Show all lines holding "Local".

Records that describe figures
[Start]
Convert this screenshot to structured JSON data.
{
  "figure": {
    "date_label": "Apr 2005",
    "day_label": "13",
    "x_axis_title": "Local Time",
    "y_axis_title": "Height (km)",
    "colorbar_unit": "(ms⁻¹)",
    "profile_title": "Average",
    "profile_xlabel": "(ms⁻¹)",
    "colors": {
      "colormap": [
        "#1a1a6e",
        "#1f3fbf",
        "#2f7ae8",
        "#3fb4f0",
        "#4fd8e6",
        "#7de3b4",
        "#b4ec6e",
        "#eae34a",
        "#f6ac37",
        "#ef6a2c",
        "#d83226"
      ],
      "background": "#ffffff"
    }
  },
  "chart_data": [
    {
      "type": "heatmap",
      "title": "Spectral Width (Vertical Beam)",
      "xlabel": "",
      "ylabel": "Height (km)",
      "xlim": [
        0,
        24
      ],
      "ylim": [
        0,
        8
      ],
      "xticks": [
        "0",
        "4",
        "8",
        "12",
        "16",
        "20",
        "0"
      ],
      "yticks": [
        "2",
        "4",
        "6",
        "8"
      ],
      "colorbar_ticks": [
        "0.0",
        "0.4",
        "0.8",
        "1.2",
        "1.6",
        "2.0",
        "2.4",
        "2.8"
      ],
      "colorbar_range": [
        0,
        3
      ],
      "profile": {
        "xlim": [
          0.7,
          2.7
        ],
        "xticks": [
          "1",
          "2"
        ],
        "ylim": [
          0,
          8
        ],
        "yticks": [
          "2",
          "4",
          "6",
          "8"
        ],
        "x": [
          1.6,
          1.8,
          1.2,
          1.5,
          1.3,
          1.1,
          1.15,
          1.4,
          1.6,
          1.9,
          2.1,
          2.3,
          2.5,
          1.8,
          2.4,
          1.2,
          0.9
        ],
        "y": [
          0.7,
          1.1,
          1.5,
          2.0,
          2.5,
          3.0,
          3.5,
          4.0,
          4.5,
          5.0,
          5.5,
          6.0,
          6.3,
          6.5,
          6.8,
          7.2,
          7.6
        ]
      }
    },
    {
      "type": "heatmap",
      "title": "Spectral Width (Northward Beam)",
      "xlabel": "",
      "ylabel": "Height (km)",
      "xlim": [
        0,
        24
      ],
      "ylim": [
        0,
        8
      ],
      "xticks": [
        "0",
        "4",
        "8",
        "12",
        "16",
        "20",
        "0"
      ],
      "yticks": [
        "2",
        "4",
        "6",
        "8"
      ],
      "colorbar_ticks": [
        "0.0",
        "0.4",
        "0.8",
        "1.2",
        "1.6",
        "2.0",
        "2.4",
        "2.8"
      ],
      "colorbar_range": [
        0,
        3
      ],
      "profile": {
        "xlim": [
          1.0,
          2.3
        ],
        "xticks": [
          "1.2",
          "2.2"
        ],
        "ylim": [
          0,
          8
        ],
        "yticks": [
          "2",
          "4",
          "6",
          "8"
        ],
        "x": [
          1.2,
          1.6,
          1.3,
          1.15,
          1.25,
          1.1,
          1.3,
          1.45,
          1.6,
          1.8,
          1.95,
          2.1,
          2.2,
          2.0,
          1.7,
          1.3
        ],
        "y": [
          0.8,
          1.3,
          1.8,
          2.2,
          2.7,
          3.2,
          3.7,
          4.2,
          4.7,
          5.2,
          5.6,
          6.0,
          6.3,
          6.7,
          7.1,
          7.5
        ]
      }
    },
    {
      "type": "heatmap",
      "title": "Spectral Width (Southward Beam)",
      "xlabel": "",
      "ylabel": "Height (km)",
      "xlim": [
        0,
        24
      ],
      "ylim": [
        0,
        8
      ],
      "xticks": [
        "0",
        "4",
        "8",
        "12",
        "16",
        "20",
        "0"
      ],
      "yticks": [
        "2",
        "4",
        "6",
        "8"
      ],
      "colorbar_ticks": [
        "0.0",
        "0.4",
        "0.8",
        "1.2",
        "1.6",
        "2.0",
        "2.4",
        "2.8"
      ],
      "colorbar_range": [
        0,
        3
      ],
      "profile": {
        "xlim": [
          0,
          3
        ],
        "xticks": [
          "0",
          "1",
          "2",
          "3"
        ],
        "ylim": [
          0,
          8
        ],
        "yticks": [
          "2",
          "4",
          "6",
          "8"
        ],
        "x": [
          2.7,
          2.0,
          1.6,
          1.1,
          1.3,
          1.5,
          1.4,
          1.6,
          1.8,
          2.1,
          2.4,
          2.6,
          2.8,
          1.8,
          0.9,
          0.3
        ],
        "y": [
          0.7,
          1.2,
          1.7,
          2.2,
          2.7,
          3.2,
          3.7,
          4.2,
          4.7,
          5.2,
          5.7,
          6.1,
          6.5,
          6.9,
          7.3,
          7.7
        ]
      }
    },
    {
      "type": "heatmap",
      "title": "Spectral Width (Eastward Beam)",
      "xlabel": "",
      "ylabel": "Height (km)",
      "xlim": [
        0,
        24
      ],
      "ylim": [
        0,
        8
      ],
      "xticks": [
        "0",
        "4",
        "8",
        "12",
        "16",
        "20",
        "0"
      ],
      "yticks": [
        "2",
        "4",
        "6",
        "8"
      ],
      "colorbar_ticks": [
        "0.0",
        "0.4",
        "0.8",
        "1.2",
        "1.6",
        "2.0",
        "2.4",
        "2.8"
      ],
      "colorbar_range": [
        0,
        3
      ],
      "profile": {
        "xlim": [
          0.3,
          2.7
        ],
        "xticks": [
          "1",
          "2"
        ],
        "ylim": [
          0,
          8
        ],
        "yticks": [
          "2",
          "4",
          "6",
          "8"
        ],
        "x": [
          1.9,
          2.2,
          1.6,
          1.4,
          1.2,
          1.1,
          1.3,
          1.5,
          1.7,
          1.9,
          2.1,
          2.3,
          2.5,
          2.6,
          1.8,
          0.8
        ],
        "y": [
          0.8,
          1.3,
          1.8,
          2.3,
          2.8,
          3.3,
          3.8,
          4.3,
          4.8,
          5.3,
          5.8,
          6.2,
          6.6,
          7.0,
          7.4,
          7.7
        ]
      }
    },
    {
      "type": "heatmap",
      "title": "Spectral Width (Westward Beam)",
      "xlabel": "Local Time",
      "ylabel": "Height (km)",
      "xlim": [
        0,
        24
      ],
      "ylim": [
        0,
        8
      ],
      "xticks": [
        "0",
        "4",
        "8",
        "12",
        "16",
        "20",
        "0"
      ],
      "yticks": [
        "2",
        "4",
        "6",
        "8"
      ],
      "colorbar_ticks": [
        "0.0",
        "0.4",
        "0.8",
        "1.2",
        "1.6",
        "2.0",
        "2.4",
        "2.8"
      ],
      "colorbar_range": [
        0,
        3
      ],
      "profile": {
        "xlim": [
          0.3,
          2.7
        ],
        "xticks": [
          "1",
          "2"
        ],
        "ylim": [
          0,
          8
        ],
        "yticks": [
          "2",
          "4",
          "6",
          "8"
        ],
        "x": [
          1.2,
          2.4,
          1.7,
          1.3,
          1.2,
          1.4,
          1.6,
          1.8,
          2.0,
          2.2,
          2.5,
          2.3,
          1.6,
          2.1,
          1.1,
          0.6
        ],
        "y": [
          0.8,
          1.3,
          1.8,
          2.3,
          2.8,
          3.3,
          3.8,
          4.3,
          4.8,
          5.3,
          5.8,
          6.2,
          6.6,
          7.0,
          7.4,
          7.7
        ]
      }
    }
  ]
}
[End]
Task result |
    "x_axis_title": "Local Time",
      "xlabel": "Local Time",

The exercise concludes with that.